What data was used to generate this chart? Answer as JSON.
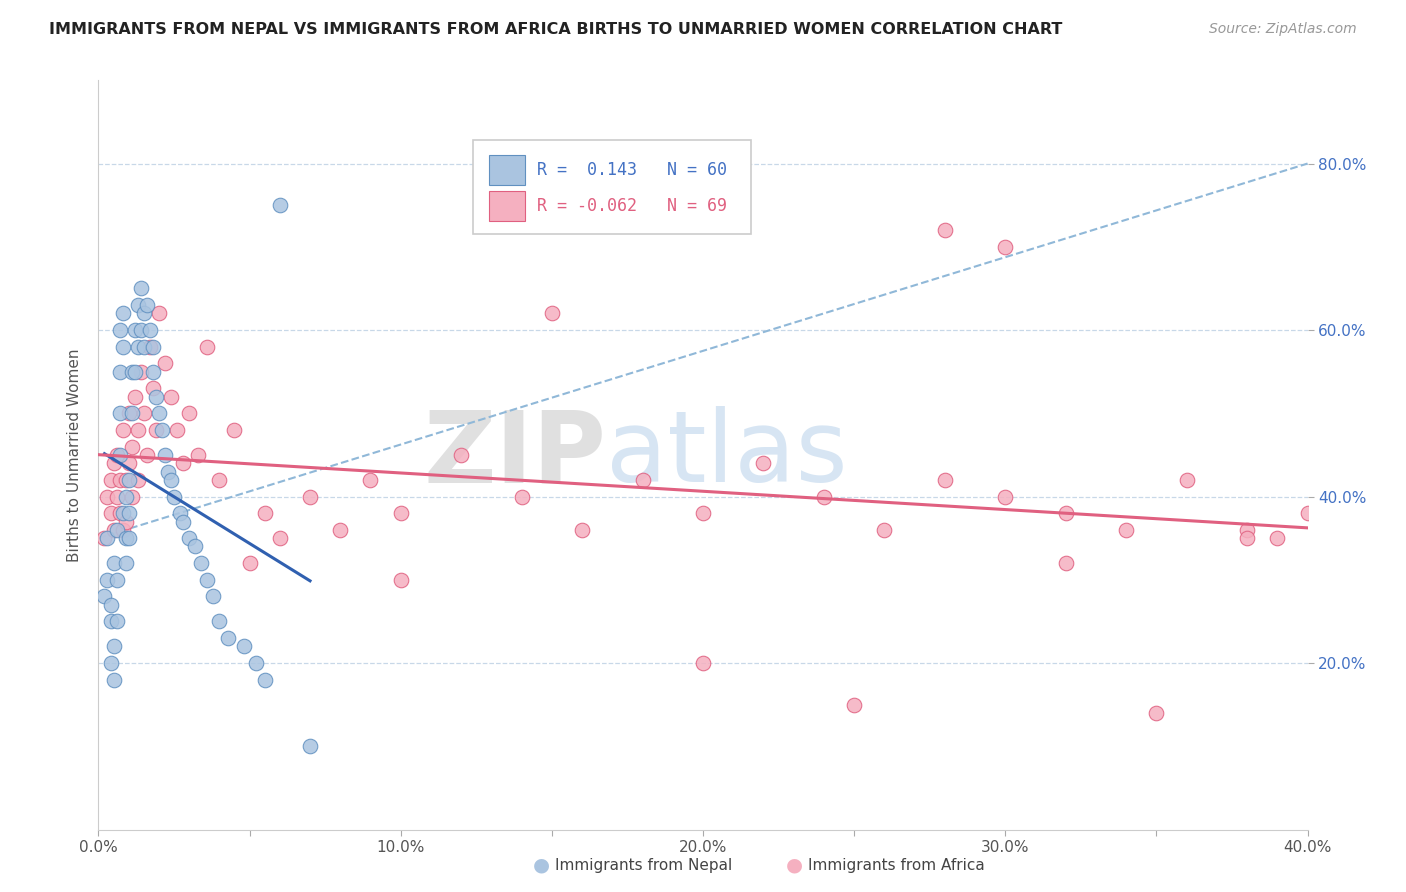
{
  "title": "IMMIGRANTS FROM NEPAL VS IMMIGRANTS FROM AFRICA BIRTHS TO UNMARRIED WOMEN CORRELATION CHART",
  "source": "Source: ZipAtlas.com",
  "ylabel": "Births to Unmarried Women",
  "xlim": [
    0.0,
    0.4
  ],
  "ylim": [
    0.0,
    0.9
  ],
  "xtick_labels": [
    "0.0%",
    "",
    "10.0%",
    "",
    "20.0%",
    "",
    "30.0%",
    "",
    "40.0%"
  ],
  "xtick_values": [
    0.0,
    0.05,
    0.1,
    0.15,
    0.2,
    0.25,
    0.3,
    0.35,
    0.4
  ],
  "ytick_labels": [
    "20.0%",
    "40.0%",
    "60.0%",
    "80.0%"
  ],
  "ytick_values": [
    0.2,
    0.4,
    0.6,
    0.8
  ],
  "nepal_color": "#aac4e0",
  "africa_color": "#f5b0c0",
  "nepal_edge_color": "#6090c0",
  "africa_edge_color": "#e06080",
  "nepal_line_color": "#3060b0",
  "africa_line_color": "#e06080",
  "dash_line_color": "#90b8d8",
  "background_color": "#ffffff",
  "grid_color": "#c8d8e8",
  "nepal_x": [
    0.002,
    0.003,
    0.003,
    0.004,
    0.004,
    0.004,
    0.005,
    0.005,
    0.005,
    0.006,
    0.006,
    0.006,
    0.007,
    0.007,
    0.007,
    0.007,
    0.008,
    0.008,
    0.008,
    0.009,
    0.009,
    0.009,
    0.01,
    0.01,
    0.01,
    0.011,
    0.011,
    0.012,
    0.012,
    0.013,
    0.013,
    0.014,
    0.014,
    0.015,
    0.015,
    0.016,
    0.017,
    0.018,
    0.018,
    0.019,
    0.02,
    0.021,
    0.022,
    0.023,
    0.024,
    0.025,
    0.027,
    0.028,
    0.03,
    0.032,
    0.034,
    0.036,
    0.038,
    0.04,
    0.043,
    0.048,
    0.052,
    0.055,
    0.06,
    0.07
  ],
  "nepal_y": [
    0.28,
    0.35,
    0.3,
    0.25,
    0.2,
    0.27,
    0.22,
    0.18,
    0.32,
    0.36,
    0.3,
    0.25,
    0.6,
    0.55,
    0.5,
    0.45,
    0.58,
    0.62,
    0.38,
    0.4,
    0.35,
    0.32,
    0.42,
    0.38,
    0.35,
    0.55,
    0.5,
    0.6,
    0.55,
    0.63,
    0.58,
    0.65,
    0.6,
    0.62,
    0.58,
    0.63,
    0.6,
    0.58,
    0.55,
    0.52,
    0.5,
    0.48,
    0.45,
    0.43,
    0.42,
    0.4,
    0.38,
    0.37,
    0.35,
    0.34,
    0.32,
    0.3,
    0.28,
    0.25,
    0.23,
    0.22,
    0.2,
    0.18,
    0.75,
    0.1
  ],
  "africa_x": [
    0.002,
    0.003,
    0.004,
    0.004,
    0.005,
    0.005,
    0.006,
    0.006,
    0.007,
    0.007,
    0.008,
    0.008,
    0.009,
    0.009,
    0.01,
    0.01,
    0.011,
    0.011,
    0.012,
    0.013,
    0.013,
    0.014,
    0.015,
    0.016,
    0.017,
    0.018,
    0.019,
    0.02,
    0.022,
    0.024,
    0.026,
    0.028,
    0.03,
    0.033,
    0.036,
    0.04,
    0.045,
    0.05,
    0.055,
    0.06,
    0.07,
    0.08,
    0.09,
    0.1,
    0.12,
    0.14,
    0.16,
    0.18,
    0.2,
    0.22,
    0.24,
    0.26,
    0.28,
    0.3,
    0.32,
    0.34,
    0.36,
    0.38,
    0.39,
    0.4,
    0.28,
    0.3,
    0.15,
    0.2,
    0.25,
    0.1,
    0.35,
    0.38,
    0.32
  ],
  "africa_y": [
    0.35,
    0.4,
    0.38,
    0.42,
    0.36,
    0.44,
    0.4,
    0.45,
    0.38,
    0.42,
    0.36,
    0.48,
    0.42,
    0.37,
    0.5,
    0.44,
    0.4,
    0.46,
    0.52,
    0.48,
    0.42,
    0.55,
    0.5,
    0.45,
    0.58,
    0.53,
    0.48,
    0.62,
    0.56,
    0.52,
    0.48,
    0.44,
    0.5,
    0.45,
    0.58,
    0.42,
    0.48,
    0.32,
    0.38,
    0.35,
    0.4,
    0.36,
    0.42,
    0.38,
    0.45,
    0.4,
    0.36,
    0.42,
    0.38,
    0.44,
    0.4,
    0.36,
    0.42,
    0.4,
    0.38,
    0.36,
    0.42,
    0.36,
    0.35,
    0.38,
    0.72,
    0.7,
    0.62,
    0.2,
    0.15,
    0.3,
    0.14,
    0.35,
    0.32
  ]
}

==================================================

* [EXERCISE BRIEF]
Your copy should match the records word for word, with the pictures removed.

* [RESULT]
What data was used to generate this chart? Answer as JSON.
{
  "title": "IMMIGRANTS FROM NEPAL VS IMMIGRANTS FROM AFRICA BIRTHS TO UNMARRIED WOMEN CORRELATION CHART",
  "source": "Source: ZipAtlas.com",
  "ylabel": "Births to Unmarried Women",
  "xlim": [
    0.0,
    0.4
  ],
  "ylim": [
    0.0,
    0.9
  ],
  "xtick_labels": [
    "0.0%",
    "",
    "10.0%",
    "",
    "20.0%",
    "",
    "30.0%",
    "",
    "40.0%"
  ],
  "xtick_values": [
    0.0,
    0.05,
    0.1,
    0.15,
    0.2,
    0.25,
    0.3,
    0.35,
    0.4
  ],
  "ytick_labels": [
    "20.0%",
    "40.0%",
    "60.0%",
    "80.0%"
  ],
  "ytick_values": [
    0.2,
    0.4,
    0.6,
    0.8
  ],
  "nepal_color": "#aac4e0",
  "africa_color": "#f5b0c0",
  "nepal_edge_color": "#6090c0",
  "africa_edge_color": "#e06080",
  "nepal_line_color": "#3060b0",
  "africa_line_color": "#e06080",
  "dash_line_color": "#90b8d8",
  "background_color": "#ffffff",
  "grid_color": "#c8d8e8",
  "nepal_x": [
    0.002,
    0.003,
    0.003,
    0.004,
    0.004,
    0.004,
    0.005,
    0.005,
    0.005,
    0.006,
    0.006,
    0.006,
    0.007,
    0.007,
    0.007,
    0.007,
    0.008,
    0.008,
    0.008,
    0.009,
    0.009,
    0.009,
    0.01,
    0.01,
    0.01,
    0.011,
    0.011,
    0.012,
    0.012,
    0.013,
    0.013,
    0.014,
    0.014,
    0.015,
    0.015,
    0.016,
    0.017,
    0.018,
    0.018,
    0.019,
    0.02,
    0.021,
    0.022,
    0.023,
    0.024,
    0.025,
    0.027,
    0.028,
    0.03,
    0.032,
    0.034,
    0.036,
    0.038,
    0.04,
    0.043,
    0.048,
    0.052,
    0.055,
    0.06,
    0.07
  ],
  "nepal_y": [
    0.28,
    0.35,
    0.3,
    0.25,
    0.2,
    0.27,
    0.22,
    0.18,
    0.32,
    0.36,
    0.3,
    0.25,
    0.6,
    0.55,
    0.5,
    0.45,
    0.58,
    0.62,
    0.38,
    0.4,
    0.35,
    0.32,
    0.42,
    0.38,
    0.35,
    0.55,
    0.5,
    0.6,
    0.55,
    0.63,
    0.58,
    0.65,
    0.6,
    0.62,
    0.58,
    0.63,
    0.6,
    0.58,
    0.55,
    0.52,
    0.5,
    0.48,
    0.45,
    0.43,
    0.42,
    0.4,
    0.38,
    0.37,
    0.35,
    0.34,
    0.32,
    0.3,
    0.28,
    0.25,
    0.23,
    0.22,
    0.2,
    0.18,
    0.75,
    0.1
  ],
  "africa_x": [
    0.002,
    0.003,
    0.004,
    0.004,
    0.005,
    0.005,
    0.006,
    0.006,
    0.007,
    0.007,
    0.008,
    0.008,
    0.009,
    0.009,
    0.01,
    0.01,
    0.011,
    0.011,
    0.012,
    0.013,
    0.013,
    0.014,
    0.015,
    0.016,
    0.017,
    0.018,
    0.019,
    0.02,
    0.022,
    0.024,
    0.026,
    0.028,
    0.03,
    0.033,
    0.036,
    0.04,
    0.045,
    0.05,
    0.055,
    0.06,
    0.07,
    0.08,
    0.09,
    0.1,
    0.12,
    0.14,
    0.16,
    0.18,
    0.2,
    0.22,
    0.24,
    0.26,
    0.28,
    0.3,
    0.32,
    0.34,
    0.36,
    0.38,
    0.39,
    0.4,
    0.28,
    0.3,
    0.15,
    0.2,
    0.25,
    0.1,
    0.35,
    0.38,
    0.32
  ],
  "africa_y": [
    0.35,
    0.4,
    0.38,
    0.42,
    0.36,
    0.44,
    0.4,
    0.45,
    0.38,
    0.42,
    0.36,
    0.48,
    0.42,
    0.37,
    0.5,
    0.44,
    0.4,
    0.46,
    0.52,
    0.48,
    0.42,
    0.55,
    0.5,
    0.45,
    0.58,
    0.53,
    0.48,
    0.62,
    0.56,
    0.52,
    0.48,
    0.44,
    0.5,
    0.45,
    0.58,
    0.42,
    0.48,
    0.32,
    0.38,
    0.35,
    0.4,
    0.36,
    0.42,
    0.38,
    0.45,
    0.4,
    0.36,
    0.42,
    0.38,
    0.44,
    0.4,
    0.36,
    0.42,
    0.4,
    0.38,
    0.36,
    0.42,
    0.36,
    0.35,
    0.38,
    0.72,
    0.7,
    0.62,
    0.2,
    0.15,
    0.3,
    0.14,
    0.35,
    0.32
  ]
}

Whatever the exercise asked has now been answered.